(Dataset items)
....

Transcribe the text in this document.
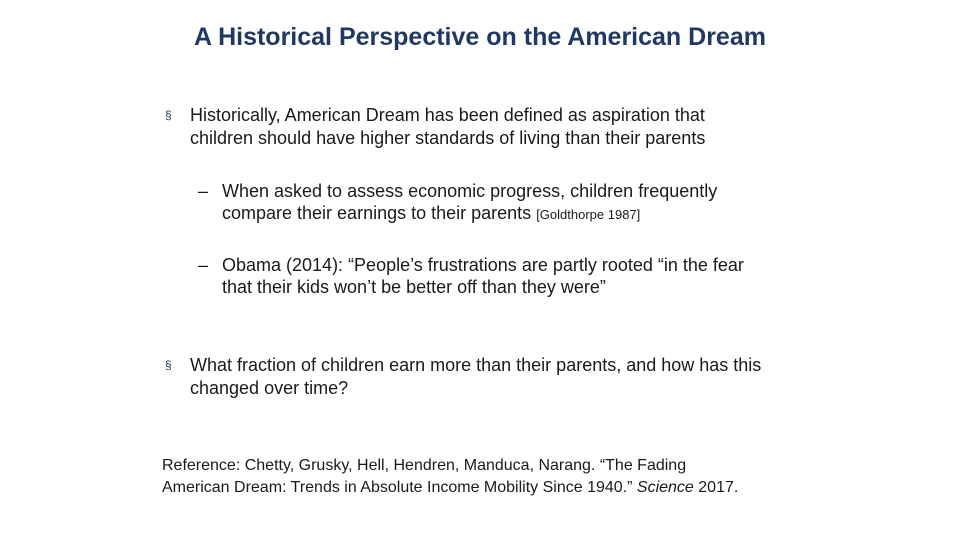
A Historical Perspective on the American Dream
§	Historically, American Dream has been defined as aspiration that
children should have higher standards of living than their parents
– When asked to assess economic progress, children frequently
compare their earnings to their parents [Goldthorpe 1987]
– Obama (2014): “People’s frustrations are partly rooted “in the fear
that their kids won’t be better off than they were”
§	What fraction of children earn more than their parents, and how has this
changed over time?
Reference: Chetty, Grusky, Hell, Hendren, Manduca, Narang. “The Fading
American Dream: Trends in Absolute Income Mobility Since 1940.” Science 2017.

....

Task instructions:
Each entry above should be reproduced exactly, with the pictures removed.

Solution to this task:
Transcribe the text in this document.
A Historical Perspective on the American Dream
§	Historically, American Dream has been defined as aspiration that
children should have higher standards of living than their parents
– When asked to assess economic progress, children frequently
compare their earnings to their parents [Goldthorpe 1987]
– Obama (2014): “People’s frustrations are partly rooted “in the fear
that their kids won’t be better off than they were”
§	What fraction of children earn more than their parents, and how has this
changed over time?
Reference: Chetty, Grusky, Hell, Hendren, Manduca, Narang. “The Fading
American Dream: Trends in Absolute Income Mobility Since 1940.” Science 2017.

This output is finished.